____ DATA LINES

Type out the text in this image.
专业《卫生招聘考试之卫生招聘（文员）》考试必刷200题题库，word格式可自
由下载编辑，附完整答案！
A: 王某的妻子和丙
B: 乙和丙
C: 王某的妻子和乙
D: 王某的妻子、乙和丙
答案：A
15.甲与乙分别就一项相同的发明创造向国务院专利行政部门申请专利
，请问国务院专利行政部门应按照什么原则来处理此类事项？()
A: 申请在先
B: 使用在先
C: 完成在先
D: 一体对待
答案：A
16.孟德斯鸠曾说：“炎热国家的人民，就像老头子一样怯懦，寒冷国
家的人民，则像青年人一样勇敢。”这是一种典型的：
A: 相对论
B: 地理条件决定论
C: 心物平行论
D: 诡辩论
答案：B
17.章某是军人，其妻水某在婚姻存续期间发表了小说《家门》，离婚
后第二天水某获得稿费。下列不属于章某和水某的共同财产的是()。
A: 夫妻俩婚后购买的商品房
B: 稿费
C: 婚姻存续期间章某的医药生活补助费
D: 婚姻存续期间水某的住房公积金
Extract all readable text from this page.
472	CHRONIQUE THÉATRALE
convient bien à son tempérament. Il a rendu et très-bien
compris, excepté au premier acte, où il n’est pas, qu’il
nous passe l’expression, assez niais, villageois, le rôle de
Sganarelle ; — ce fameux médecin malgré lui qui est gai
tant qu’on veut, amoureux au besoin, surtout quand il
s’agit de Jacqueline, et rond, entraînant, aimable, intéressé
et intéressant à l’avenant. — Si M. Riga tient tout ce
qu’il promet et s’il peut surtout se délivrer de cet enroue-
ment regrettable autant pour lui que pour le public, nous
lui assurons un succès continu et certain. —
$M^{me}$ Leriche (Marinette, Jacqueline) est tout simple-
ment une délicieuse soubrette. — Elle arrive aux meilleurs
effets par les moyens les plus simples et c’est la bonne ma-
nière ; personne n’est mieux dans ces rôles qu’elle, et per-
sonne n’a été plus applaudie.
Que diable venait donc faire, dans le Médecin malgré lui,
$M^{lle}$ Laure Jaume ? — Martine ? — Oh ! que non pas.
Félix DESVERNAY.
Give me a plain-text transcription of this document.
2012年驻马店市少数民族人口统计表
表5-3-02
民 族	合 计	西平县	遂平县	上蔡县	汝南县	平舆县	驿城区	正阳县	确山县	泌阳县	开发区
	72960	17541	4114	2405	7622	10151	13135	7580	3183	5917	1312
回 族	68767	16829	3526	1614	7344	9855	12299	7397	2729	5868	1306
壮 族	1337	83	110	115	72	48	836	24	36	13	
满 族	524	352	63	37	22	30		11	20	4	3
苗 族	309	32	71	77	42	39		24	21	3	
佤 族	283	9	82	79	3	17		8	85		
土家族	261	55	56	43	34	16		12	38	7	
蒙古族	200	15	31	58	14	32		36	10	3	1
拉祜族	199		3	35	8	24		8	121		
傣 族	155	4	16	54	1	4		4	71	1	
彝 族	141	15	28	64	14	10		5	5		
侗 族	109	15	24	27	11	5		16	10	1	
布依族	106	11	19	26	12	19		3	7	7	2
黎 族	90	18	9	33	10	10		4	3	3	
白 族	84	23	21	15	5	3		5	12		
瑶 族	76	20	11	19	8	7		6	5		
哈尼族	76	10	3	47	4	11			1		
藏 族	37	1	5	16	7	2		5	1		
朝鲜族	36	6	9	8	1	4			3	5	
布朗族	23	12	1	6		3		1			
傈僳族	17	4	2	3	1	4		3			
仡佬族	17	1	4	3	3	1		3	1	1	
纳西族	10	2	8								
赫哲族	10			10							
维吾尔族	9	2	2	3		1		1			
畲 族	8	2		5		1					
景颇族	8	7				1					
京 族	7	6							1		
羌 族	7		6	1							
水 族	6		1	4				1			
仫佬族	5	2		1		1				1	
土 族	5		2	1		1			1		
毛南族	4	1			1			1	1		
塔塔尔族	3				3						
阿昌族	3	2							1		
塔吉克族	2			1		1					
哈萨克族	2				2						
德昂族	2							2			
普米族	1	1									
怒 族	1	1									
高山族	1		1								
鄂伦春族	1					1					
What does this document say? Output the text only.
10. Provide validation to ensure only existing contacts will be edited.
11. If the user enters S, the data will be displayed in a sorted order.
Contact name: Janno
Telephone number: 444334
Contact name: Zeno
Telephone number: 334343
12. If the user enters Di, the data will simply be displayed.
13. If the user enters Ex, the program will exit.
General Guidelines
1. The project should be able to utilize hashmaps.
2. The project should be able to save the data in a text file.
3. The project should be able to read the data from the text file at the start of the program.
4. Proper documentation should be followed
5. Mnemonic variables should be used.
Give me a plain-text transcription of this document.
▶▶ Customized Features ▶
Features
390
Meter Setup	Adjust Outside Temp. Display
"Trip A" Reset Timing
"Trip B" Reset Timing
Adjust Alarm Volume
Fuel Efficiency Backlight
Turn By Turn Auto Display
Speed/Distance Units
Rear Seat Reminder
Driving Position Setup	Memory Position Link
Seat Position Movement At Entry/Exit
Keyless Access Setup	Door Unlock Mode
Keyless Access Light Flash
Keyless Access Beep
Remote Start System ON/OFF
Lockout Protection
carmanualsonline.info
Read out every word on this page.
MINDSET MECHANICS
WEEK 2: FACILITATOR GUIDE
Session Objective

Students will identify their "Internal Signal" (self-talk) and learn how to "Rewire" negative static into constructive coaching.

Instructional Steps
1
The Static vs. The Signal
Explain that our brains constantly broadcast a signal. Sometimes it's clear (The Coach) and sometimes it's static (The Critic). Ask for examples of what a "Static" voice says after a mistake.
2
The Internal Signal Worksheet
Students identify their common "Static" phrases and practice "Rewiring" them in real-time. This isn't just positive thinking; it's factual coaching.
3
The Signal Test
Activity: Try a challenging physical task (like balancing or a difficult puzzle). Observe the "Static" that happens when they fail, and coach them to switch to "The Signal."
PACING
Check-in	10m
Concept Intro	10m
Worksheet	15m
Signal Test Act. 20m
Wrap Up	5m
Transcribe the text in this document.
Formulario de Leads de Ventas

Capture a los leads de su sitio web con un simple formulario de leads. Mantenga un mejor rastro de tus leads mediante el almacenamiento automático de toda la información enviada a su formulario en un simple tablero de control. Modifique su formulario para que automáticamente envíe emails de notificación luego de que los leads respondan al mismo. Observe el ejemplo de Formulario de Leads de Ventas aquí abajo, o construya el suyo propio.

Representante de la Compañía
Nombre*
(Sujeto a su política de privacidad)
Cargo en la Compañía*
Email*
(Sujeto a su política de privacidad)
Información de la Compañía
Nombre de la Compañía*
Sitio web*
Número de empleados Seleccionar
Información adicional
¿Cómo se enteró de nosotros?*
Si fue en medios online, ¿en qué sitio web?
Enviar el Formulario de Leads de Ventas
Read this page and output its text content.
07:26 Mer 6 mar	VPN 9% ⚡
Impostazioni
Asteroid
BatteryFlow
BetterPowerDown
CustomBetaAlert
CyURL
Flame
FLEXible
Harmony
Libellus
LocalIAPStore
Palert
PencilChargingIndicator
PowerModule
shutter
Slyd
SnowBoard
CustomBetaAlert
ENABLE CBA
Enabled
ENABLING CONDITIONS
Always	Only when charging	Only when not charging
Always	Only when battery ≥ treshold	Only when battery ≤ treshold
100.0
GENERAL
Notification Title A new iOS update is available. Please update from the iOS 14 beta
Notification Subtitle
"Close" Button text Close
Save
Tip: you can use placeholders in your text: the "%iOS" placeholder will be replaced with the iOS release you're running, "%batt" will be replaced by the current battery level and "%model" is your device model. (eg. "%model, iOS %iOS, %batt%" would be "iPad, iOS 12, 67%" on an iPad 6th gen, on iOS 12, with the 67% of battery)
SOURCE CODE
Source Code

________

TASK:
Locate the lines above that contain "Seat" and copy them.

EXERCISE OUTPUT:
Rear Seat Reminder
Seat Position Movement At Entry/Exit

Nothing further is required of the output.